**WHAT THE EXERCISE ASKS**: Reproduce the records from their first line through the line containing "file-checkbox[interactable] (141, 147, 151, 157)", both included, switching each "file-item" to "file-tile" and leaving everything else unchanged.

**LISTED RECORDS**:

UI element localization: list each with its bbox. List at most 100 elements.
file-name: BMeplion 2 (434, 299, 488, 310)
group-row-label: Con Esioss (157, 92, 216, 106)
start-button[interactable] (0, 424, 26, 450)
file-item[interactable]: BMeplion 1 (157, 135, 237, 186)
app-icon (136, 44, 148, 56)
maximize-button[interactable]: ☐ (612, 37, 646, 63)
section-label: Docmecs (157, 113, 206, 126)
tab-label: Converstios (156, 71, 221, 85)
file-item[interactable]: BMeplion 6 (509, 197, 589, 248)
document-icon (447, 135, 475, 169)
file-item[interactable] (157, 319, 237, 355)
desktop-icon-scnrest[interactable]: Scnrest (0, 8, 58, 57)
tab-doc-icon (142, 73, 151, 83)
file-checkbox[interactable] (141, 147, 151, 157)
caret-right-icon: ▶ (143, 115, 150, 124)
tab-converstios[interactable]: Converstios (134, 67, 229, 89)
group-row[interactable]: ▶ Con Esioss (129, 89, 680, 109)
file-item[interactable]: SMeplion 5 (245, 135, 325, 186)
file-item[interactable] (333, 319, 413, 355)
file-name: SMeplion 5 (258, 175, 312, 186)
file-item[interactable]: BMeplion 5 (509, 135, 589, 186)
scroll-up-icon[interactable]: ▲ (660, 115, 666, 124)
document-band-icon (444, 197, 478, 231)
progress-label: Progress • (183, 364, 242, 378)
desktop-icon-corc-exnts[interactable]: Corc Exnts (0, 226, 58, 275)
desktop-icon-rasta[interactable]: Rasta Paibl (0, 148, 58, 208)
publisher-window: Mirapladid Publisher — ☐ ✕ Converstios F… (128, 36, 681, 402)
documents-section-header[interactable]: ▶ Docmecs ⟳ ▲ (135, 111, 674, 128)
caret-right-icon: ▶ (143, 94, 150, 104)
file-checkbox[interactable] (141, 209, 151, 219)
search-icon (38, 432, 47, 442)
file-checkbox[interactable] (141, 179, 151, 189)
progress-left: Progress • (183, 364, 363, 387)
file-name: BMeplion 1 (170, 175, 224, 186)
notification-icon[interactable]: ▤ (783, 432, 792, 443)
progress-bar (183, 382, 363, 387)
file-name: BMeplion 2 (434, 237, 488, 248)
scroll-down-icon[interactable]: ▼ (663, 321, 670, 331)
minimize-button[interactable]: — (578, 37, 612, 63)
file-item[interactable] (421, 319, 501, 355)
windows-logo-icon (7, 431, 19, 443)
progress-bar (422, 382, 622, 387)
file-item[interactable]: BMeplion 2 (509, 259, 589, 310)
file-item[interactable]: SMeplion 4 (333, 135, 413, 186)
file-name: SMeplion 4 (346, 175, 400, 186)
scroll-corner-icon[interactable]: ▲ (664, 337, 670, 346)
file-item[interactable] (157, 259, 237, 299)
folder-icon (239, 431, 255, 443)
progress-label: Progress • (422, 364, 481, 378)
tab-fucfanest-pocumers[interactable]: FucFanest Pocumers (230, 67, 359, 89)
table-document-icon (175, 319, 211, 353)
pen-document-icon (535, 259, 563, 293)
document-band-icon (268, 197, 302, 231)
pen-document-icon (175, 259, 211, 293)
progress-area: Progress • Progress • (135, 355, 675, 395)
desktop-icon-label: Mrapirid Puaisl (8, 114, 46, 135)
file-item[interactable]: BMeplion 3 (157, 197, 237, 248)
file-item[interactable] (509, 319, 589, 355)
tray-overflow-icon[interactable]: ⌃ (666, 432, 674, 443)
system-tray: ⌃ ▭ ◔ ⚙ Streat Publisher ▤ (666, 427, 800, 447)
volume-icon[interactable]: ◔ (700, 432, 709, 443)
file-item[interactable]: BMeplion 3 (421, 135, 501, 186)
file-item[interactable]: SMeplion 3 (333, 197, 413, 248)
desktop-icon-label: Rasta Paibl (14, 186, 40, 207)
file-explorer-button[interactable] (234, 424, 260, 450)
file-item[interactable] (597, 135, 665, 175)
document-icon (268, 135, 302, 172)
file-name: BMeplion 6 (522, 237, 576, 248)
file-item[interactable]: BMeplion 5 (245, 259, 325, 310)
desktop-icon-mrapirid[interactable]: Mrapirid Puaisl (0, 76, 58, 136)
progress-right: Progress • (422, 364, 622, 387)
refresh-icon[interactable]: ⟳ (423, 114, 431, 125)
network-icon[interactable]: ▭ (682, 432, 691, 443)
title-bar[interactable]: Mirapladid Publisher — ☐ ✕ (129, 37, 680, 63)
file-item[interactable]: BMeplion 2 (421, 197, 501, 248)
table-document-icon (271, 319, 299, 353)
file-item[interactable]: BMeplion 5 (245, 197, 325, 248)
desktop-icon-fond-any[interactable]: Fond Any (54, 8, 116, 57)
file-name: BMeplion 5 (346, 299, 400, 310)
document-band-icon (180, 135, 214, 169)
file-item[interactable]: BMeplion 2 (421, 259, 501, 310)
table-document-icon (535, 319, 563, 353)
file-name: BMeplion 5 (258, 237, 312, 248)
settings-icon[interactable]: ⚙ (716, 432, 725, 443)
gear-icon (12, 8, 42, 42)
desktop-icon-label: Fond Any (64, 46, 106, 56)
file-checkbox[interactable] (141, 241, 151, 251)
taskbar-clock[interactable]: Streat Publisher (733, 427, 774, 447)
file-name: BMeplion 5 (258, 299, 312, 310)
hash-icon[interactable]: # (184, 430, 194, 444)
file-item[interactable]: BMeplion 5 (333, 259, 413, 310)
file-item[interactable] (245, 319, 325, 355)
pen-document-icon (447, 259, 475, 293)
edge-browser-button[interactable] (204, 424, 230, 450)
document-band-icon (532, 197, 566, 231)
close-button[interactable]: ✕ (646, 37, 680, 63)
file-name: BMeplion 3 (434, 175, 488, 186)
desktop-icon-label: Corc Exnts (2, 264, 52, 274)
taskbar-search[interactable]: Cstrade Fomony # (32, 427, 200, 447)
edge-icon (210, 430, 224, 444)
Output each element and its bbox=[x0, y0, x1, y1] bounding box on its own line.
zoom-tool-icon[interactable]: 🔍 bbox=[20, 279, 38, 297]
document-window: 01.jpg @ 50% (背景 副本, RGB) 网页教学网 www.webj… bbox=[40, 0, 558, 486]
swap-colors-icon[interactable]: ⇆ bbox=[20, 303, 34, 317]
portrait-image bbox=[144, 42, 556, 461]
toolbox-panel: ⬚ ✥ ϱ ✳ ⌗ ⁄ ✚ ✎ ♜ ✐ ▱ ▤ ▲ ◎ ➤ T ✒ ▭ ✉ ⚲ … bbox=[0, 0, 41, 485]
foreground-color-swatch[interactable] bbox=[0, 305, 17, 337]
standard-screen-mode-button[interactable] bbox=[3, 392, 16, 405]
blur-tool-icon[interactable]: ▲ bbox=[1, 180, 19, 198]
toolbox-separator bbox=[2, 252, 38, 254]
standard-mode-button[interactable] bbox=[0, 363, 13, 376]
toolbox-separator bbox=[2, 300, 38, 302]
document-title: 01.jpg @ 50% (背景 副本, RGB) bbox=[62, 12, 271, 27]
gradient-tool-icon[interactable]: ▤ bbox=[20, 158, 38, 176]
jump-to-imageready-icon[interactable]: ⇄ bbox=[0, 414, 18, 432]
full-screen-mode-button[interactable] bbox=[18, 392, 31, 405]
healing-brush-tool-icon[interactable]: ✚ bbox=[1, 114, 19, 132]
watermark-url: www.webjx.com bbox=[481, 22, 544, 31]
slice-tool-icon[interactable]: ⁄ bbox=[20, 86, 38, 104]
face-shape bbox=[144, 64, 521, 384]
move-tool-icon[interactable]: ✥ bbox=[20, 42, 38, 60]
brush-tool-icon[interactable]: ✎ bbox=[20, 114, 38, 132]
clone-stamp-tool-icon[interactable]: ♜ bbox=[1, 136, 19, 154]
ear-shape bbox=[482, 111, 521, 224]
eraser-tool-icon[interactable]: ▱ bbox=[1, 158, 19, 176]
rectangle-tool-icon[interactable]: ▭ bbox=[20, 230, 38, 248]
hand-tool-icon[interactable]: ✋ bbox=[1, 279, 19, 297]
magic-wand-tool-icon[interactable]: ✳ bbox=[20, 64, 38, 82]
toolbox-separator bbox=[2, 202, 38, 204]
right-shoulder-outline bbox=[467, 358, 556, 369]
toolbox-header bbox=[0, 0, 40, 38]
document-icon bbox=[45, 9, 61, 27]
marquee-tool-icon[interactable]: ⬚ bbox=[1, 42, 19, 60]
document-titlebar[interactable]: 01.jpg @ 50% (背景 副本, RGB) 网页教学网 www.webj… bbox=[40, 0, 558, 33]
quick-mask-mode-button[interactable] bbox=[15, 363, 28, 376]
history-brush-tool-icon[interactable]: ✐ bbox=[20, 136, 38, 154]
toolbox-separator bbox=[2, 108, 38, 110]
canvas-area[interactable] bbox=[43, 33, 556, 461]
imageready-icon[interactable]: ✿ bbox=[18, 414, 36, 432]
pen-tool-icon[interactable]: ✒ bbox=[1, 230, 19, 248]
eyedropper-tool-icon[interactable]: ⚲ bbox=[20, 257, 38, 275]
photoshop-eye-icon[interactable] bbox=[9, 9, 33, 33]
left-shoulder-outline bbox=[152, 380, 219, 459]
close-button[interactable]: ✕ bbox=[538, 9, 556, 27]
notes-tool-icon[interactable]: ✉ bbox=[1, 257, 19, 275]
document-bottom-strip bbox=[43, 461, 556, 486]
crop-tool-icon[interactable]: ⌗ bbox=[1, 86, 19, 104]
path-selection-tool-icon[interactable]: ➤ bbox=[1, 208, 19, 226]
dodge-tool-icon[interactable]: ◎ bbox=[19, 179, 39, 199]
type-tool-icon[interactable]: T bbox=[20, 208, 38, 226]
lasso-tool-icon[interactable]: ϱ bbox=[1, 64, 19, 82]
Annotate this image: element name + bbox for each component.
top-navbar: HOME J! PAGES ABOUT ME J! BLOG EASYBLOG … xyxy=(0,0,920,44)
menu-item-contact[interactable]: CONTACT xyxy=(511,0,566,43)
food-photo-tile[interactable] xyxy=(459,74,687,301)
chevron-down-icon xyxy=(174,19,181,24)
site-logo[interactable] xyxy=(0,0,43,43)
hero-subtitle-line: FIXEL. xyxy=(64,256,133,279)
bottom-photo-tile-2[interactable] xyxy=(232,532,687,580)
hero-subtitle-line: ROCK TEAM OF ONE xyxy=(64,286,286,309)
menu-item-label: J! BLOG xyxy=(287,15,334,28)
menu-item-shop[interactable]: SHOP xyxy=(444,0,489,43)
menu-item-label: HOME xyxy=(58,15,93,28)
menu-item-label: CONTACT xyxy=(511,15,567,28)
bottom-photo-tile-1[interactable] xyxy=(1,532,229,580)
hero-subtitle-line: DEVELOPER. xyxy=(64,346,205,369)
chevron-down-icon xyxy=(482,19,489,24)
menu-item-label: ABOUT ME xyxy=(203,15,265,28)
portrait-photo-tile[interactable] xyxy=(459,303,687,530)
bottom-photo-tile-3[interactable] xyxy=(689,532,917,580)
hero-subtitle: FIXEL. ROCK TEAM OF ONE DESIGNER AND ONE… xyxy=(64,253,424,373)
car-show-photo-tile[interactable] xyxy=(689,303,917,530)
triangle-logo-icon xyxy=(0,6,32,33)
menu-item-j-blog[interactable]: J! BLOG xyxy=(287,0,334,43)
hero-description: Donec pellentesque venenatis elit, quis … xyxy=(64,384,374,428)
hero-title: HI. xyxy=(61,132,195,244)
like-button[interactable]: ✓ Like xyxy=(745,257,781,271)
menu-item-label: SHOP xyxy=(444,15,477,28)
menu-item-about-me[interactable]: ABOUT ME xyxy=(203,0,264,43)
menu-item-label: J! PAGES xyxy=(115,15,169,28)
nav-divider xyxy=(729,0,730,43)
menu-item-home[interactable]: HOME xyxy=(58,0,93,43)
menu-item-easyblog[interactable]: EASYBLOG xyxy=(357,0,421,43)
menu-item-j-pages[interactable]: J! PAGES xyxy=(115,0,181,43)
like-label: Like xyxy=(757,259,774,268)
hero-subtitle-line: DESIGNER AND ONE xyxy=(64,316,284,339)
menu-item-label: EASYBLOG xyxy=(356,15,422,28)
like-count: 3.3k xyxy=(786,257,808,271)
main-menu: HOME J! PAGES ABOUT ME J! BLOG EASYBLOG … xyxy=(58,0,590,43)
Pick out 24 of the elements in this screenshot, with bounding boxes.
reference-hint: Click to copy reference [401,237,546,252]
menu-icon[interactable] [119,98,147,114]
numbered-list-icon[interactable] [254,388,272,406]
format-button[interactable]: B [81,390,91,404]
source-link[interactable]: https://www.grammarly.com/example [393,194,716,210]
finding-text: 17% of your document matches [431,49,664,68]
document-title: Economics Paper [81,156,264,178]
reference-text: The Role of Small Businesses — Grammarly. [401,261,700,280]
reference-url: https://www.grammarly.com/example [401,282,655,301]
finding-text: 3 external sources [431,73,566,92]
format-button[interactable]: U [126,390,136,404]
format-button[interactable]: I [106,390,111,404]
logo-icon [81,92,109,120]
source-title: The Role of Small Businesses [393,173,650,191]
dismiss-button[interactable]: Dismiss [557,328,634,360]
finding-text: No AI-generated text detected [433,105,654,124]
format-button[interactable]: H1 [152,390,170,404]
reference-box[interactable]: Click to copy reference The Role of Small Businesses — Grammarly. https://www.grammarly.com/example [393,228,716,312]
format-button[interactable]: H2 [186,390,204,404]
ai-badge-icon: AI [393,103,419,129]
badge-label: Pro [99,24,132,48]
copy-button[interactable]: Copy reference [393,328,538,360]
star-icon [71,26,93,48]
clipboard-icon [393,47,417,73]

**WRITTEN SOLUTION**:
UI element localization: list each with its bbox. List at most 100 elements.
file-name: BMeplion 2 (434, 299, 488, 310)
group-row-label: Con Esioss (157, 92, 216, 106)
start-button[interactable] (0, 424, 26, 450)
file-tile[interactable]: BMeplion 1 (157, 135, 237, 186)
app-icon (136, 44, 148, 56)
maximize-button[interactable]: ☐ (612, 37, 646, 63)
section-label: Docmecs (157, 113, 206, 126)
tab-label: Converstios (156, 71, 221, 85)
file-tile[interactable]: BMeplion 6 (509, 197, 589, 248)
document-icon (447, 135, 475, 169)
file-tile[interactable] (157, 319, 237, 355)
desktop-icon-scnrest[interactable]: Scnrest (0, 8, 58, 57)
tab-doc-icon (142, 73, 151, 83)
file-checkbox[interactable] (141, 147, 151, 157)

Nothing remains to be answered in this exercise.